WRITTEN INSTRUCTION: Exclude any images and output the remaining records exactly.

Data extracted from a collection

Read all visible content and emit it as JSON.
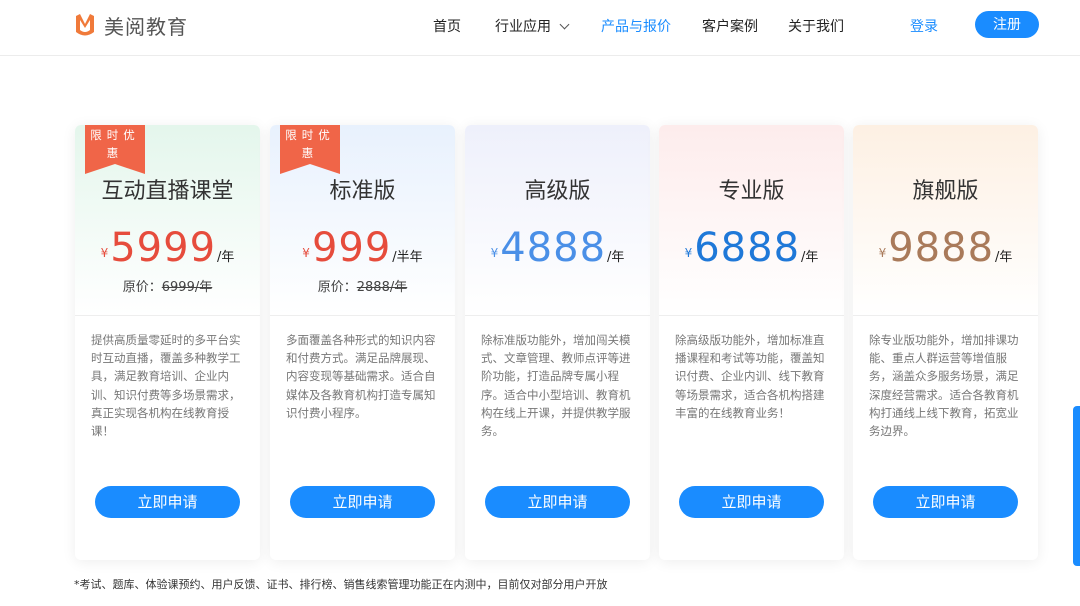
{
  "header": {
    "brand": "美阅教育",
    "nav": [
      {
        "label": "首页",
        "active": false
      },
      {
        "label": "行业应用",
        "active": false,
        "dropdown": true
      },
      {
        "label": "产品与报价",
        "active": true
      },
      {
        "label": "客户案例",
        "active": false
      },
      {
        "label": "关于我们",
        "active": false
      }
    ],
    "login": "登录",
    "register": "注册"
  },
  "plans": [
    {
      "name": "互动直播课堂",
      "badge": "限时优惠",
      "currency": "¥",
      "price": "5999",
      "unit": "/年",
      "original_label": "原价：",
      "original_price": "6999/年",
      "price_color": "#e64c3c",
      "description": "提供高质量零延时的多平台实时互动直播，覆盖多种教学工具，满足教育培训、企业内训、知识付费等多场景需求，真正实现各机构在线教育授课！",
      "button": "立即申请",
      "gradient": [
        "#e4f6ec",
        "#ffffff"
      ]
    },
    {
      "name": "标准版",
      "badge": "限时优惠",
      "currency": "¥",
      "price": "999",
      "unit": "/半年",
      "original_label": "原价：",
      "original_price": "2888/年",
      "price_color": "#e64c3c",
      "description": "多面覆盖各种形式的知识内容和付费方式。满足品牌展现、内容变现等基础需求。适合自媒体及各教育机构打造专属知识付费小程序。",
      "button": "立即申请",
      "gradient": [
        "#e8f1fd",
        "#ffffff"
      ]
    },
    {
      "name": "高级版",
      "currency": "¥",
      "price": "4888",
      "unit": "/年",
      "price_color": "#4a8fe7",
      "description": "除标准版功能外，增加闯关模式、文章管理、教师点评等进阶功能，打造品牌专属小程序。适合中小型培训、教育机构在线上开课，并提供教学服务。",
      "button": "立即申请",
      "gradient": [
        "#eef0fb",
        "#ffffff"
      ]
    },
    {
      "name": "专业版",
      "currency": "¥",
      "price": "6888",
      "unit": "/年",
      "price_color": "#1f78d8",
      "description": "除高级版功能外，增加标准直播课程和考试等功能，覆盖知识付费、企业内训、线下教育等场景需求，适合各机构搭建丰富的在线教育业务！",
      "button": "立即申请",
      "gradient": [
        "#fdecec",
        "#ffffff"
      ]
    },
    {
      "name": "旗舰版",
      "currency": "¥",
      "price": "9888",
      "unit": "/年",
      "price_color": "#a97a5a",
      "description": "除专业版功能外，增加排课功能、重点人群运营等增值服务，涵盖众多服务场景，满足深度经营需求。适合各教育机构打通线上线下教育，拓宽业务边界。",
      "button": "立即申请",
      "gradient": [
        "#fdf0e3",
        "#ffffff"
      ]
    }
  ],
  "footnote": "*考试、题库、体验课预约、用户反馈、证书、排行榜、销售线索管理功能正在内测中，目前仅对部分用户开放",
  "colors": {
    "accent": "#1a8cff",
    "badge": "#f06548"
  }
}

THE COMPLETED TASK:
Read all visible content and emit it as JSON.
{
  "header": {
    "brand": "美阅教育",
    "nav": [
      {
        "label": "首页",
        "active": false
      },
      {
        "label": "行业应用",
        "active": false,
        "dropdown": true
      },
      {
        "label": "产品与报价",
        "active": true
      },
      {
        "label": "客户案例",
        "active": false
      },
      {
        "label": "关于我们",
        "active": false
      }
    ],
    "login": "登录",
    "register": "注册"
  },
  "plans": [
    {
      "name": "互动直播课堂",
      "badge": "限时优惠",
      "currency": "¥",
      "price": "5999",
      "unit": "/年",
      "original_label": "原价：",
      "original_price": "6999/年",
      "price_color": "#e64c3c",
      "description": "提供高质量零延时的多平台实时互动直播，覆盖多种教学工具，满足教育培训、企业内训、知识付费等多场景需求，真正实现各机构在线教育授课！",
      "button": "立即申请",
      "gradient": [
        "#e4f6ec",
        "#ffffff"
      ]
    },
    {
      "name": "标准版",
      "badge": "限时优惠",
      "currency": "¥",
      "price": "999",
      "unit": "/半年",
      "original_label": "原价：",
      "original_price": "2888/年",
      "price_color": "#e64c3c",
      "description": "多面覆盖各种形式的知识内容和付费方式。满足品牌展现、内容变现等基础需求。适合自媒体及各教育机构打造专属知识付费小程序。",
      "button": "立即申请",
      "gradient": [
        "#e8f1fd",
        "#ffffff"
      ]
    },
    {
      "name": "高级版",
      "currency": "¥",
      "price": "4888",
      "unit": "/年",
      "price_color": "#4a8fe7",
      "description": "除标准版功能外，增加闯关模式、文章管理、教师点评等进阶功能，打造品牌专属小程序。适合中小型培训、教育机构在线上开课，并提供教学服务。",
      "button": "立即申请",
      "gradient": [
        "#eef0fb",
        "#ffffff"
      ]
    },
    {
      "name": "专业版",
      "currency": "¥",
      "price": "6888",
      "unit": "/年",
      "price_color": "#1f78d8",
      "description": "除高级版功能外，增加标准直播课程和考试等功能，覆盖知识付费、企业内训、线下教育等场景需求，适合各机构搭建丰富的在线教育业务！",
      "button": "立即申请",
      "gradient": [
        "#fdecec",
        "#ffffff"
      ]
    },
    {
      "name": "旗舰版",
      "currency": "¥",
      "price": "9888",
      "unit": "/年",
      "price_color": "#a97a5a",
      "description": "除专业版功能外，增加排课功能、重点人群运营等增值服务，涵盖众多服务场景，满足深度经营需求。适合各教育机构打通线上线下教育，拓宽业务边界。",
      "button": "立即申请",
      "gradient": [
        "#fdf0e3",
        "#ffffff"
      ]
    }
  ],
  "footnote": "*考试、题库、体验课预约、用户反馈、证书、排行榜、销售线索管理功能正在内测中，目前仅对部分用户开放",
  "colors": {
    "accent": "#1a8cff",
    "badge": "#f06548"
  }
}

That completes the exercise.